[PROVIDED DATA]
===

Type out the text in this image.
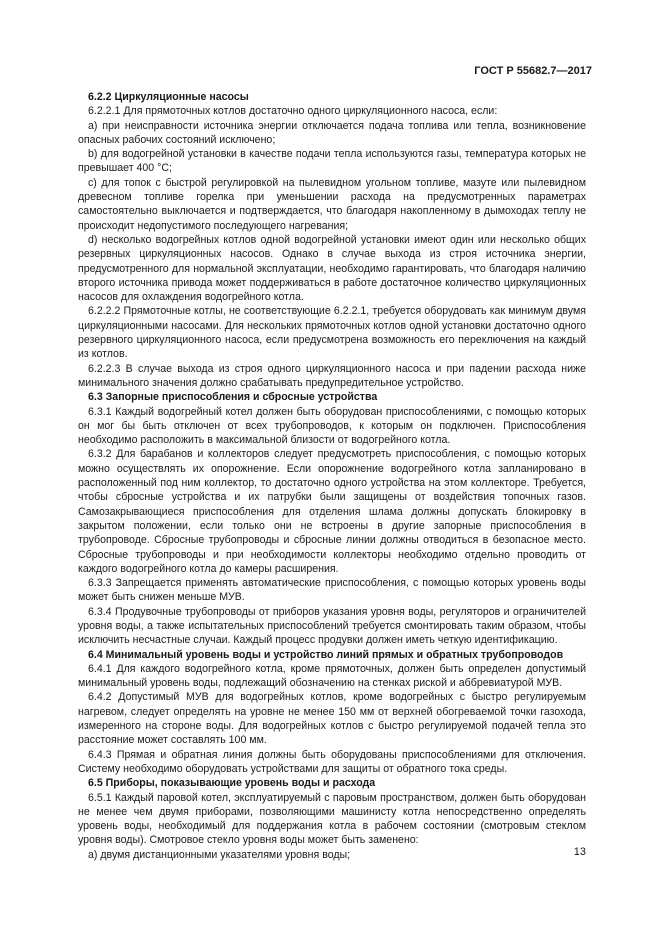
ГОСТ Р 55682.7—2017

6.2.2 Циркуляционные насосы

6.2.2.1 Для прямоточных котлов достаточно одного циркуляционного насоса, если:

а) при неисправности источника энергии отключается подача топлива или тепла, возникновение опасных рабочих состояний исключено;

b) для водогрейной установки в качестве подачи тепла используются газы, температура которых не превышает 400 °С;

с) для топок с быстрой регулировкой на пылевидном угольном топливе, мазуте или пылевидном древесном топливе горелка при уменьшении расхода на предусмотренных параметрах самостоятельно выключается и подтверждается, что благодаря накопленному в дымоходах теплу не происходит недопустимого последующего нагревания;

d) несколько водогрейных котлов одной водогрейной установки имеют один или несколько общих резервных циркуляционных насосов. Однако в случае выхода из строя источника энергии, предусмотренного для нормальной эксплуатации, необходимо гарантировать, что благодаря наличию второго источника привода может поддерживаться в работе достаточное количество циркуляционных насосов для охлаждения водогрейного котла.

6.2.2.2 Прямоточные котлы, не соответствующие 6.2.2.1, требуется оборудовать как минимум двумя циркуляционными насосами. Для нескольких прямоточных котлов одной установки достаточно одного резервного циркуляционного насоса, если предусмотрена возможность его переключения на каждый из котлов.

6.2.2.3 В случае выхода из строя одного циркуляционного насоса и при падении расхода ниже минимального значения должно срабатывать предупредительное устройство.

6.3 Запорные приспособления и сбросные устройства

6.3.1 Каждый водогрейный котел должен быть оборудован приспособлениями, с помощью которых он мог бы быть отключен от всех трубопроводов, к которым он подключен. Приспособления необходимо расположить в максимальной близости от водогрейного котла.

6.3.2 Для барабанов и коллекторов следует предусмотреть приспособления, с помощью которых можно осуществлять их опорожнение. Если опорожнение водогрейного котла запланировано в расположенный под ним коллектор, то достаточно одного устройства на этом коллекторе. Требуется, чтобы сбросные устройства и их патрубки были защищены от воздействия топочных газов. Самозакрывающиеся приспособления для отделения шлама должны допускать блокировку в закрытом положении, если только они не встроены в другие запорные приспособления в трубопроводе. Сбросные трубопроводы и сбросные линии должны отводиться в безопасное место. Сбросные трубопроводы и при необходимости коллекторы необходимо отдельно проводить от каждого водогрейного котла до камеры расширения.

6.3.3 Запрещается применять автоматические приспособления, с помощью которых уровень воды может быть снижен меньше МУВ.

6.3.4 Продувочные трубопроводы от приборов указания уровня воды, регуляторов и ограничителей уровня воды, а также испытательных приспособлений требуется смонтировать таким образом, чтобы исключить несчастные случаи. Каждый процесс продувки должен иметь четкую идентификацию.

6.4 Минимальный уровень воды и устройство линий прямых и обратных трубопроводов

6.4.1 Для каждого водогрейного котла, кроме прямоточных, должен быть определен допустимый минимальный уровень воды, подлежащий обозначению на стенках риской и аббревиатурой МУВ.

6.4.2 Допустимый МУВ для водогрейных котлов, кроме водогрейных с быстро регулируемым нагревом, следует определять на уровне не менее 150 мм от верхней обогреваемой точки газохода, измеренного на стороне воды. Для водогрейных котлов с быстро регулируемой подачей тепла это расстояние может составлять 100 мм.

6.4.3 Прямая и обратная линия должны быть оборудованы приспособлениями для отключения. Систему необходимо оборудовать устройствами для защиты от обратного тока среды.

6.5 Приборы, показывающие уровень воды и расхода

6.5.1 Каждый паровой котел, эксплуатируемый с паровым пространством, должен быть оборудован не менее чем двумя приборами, позволяющими машинисту котла непосредственно определять уровень воды, необходимый для поддержания котла в рабочем состоянии (смотровым стеклом уровня воды). Смотровое стекло уровня воды может быть заменено:

а) двумя дистанционными указателями уровня воды;	13
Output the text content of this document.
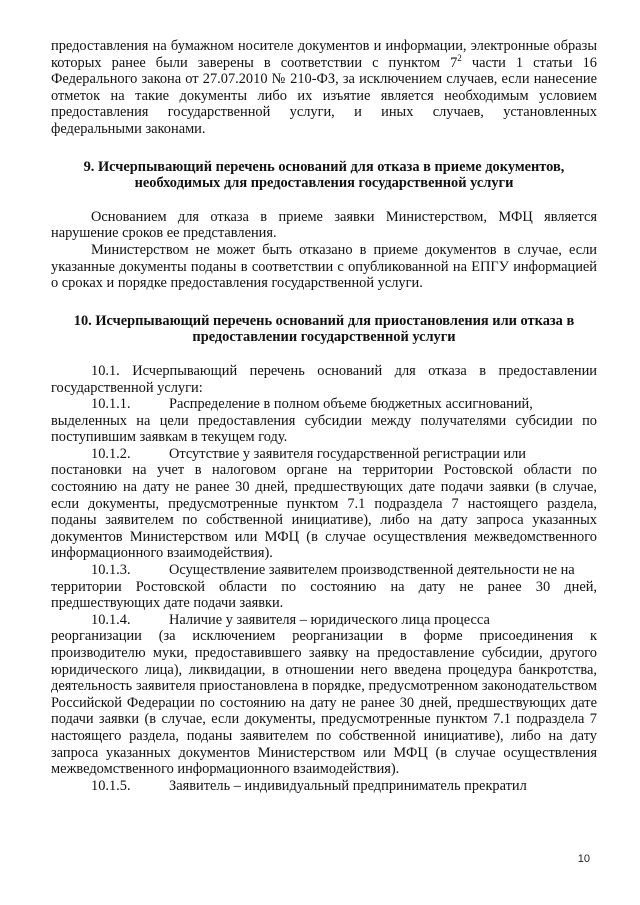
предоставления на бумажном носителе документов и информации, электронные образы которых ранее были заверены в соответствии с пунктом $7^2$ части 1 статьи 16 Федерального закона от 27.07.2010 № 210-ФЗ, за исключением случаев, если нанесение отметок на такие документы либо их изъятие является необходимым условием предоставления государственной услуги, и иных случаев, установленных федеральными законами.

9. Исчерпывающий перечень оснований для отказа в приеме документов,
необходимых для предоставления государственной услуги

Основанием для отказа в приеме заявки Министерством, МФЦ является нарушение сроков ее представления.

Министерством не может быть отказано в приеме документов в случае, если указанные документы поданы в соответствии с опубликованной на ЕПГУ информацией о сроках и порядке предоставления государственной услуги.

10. Исчерпывающий перечень оснований для приостановления или отказа в
предоставлении государственной услуги

10.1. Исчерпывающий перечень оснований для отказа в предоставлении государственной услуги:

10.1.1.	Распределение в полном объеме бюджетных ассигнований,

выделенных на цели предоставления субсидии между получателями субсидии по поступившим заявкам в текущем году.

10.1.2.	Отсутствие у заявителя государственной регистрации или

постановки на учет в налоговом органе на территории Ростовской области по состоянию на дату не ранее 30 дней, предшествующих дате подачи заявки (в случае, если документы, предусмотренные пунктом 7.1 подраздела 7 настоящего раздела, поданы заявителем по собственной инициативе), либо на дату запроса указанных документов Министерством или МФЦ (в случае осуществления межведомственного информационного взаимодействия).

10.1.3.	Осуществление заявителем производственной деятельности не на

территории Ростовской области по состоянию на дату не ранее 30 дней, предшествующих дате подачи заявки.

10.1.4.	Наличие у заявителя – юридического лица процесса

реорганизации (за исключением реорганизации в форме присоединения к производителю муки, предоставившего заявку на предоставление субсидии, другого юридического лица), ликвидации, в отношении него введена процедура банкротства, деятельность заявителя приостановлена в порядке, предусмотренном законодательством Российской Федерации по состоянию на дату не ранее 30 дней, предшествующих дате подачи заявки (в случае, если документы, предусмотренные пунктом 7.1 подраздела 7 настоящего раздела, поданы заявителем по собственной инициативе), либо на дату запроса указанных документов Министерством или МФЦ (в случае осуществления межведомственного информационного взаимодействия).

10.1.5.	Заявитель – индивидуальный предприниматель прекратил
10
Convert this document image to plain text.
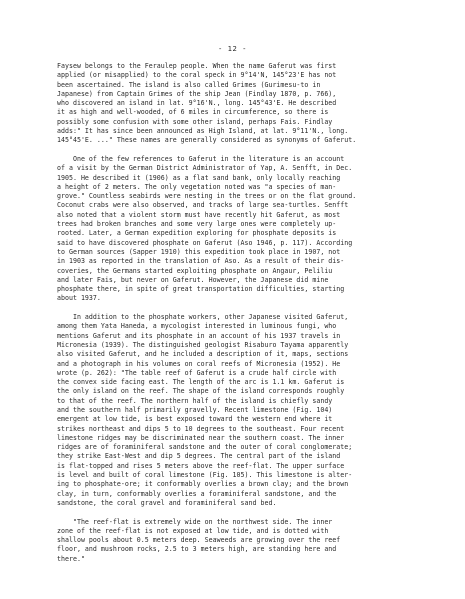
- 12 -
Faysew belongs to the Feraulep people. When the name Gaferut was first
applied (or misapplied) to the coral speck in 9°14'N, 145°23'E has not
been ascertained. The island is also called Grimes (Gurimesu-to in
Japanese) from Captain Grimes of the ship Jean (Findlay 1870, p. 766),
who discovered an island in lat. 9°16'N., long. 145°43'E. He described
it as high and well-wooded, of 6 miles in circumference, so there is
possibly some confusion with some other island, perhaps Fais. Findlay
adds:" It has since been announced as High Island, at lat. 9°11'N., long.
145°45'E. ..." These names are generally considered as synonyms of Gaferut.
One of the few references to Gaferut in the literature is an account
of a visit by the German District Administrator of Yap, A. Senfft, in Dec.
1905. He described it (1906) as a flat sand bank, only locally reaching
a height of 2 meters. The only vegetation noted was "a species of man-
grove." Countless seabirds were nesting in the trees or on the flat ground.
Coconut crabs were also observed, and tracks of large sea-turtles. Senfft
also noted that a violent storm must have recently hit Gaferut, as most
trees had broken branches and some very large ones were completely up-
rooted. Later, a German expedition exploring for phosphate deposits is
said to have discovered phosphate on Gaferut (Aso 1946, p. 117). According
to German sources (Sapper 1910) this expedition took place in 1907, not
in 1903 as reported in the translation of Aso. As a result of their dis-
coveries, the Germans started exploiting phosphate on Angaur, Peliliu
and later Fais, but never on Gaferut. However, the Japanese did mine
phosphate there, in spite of great transportation difficulties, starting
about 1937.
In addition to the phosphate workers, other Japanese visited Gaferut,
among them Yata Haneda, a mycologist interested in luminous fungi, who
mentions Gaferut and its phosphate in an account of his 1937 travels in
Micronesia (1939). The distinguished geologist Risaburo Tayama apparently
also visited Gaferut, and he included a description of it, maps, sections
and a photograph in his volumes on coral reefs of Micronesia (1952). He
wrote (p. 262): "The table reef of Gaferut is a crude half circle with
the convex side facing east. The length of the arc is 1.1 km. Gaferut is
the only island on the reef. The shape of the island corresponds roughly
to that of the reef. The northern half of the island is chiefly sandy
and the southern half primarily gravelly. Recent limestone (Fig. 104)
emergent at low tide, is best exposed toward the western end where it
strikes northeast and dips 5 to 10 degrees to the southeast. Four recent
limestone ridges may be discriminated near the southern coast. The inner
ridges are of foraminiferal sandstone and the outer of coral conglomerate;
they strike East-West and dip 5 degrees. The central part of the island
is flat-topped and rises 5 meters above the reef-flat. The upper surface
is level and built of coral limestone (Fig. 105). This limestone is alter-
ing to phosphate-ore; it conformably overlies a brown clay; and the brown
clay, in turn, conformably overlies a foraminiferal sandstone, and the
sandstone, the coral gravel and foraminiferal sand bed.
"The reef-flat is extremely wide on the northwest side. The inner
zone of the reef-flat is not exposed at low tide, and is dotted with
shallow pools about 0.5 meters deep. Seaweeds are growing over the reef
floor, and mushroom rocks, 2.5 to 3 meters high, are standing here and
there."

===

[SET EXERCISE] List the lines of the material in which the word "were" occurs.

[EXERCISE ANSWER]
grove." Countless seabirds were nesting in the trees or on the flat ground.
Coconut crabs were also observed, and tracks of large sea-turtles. Senfft
trees had broken branches and some very large ones were completely up-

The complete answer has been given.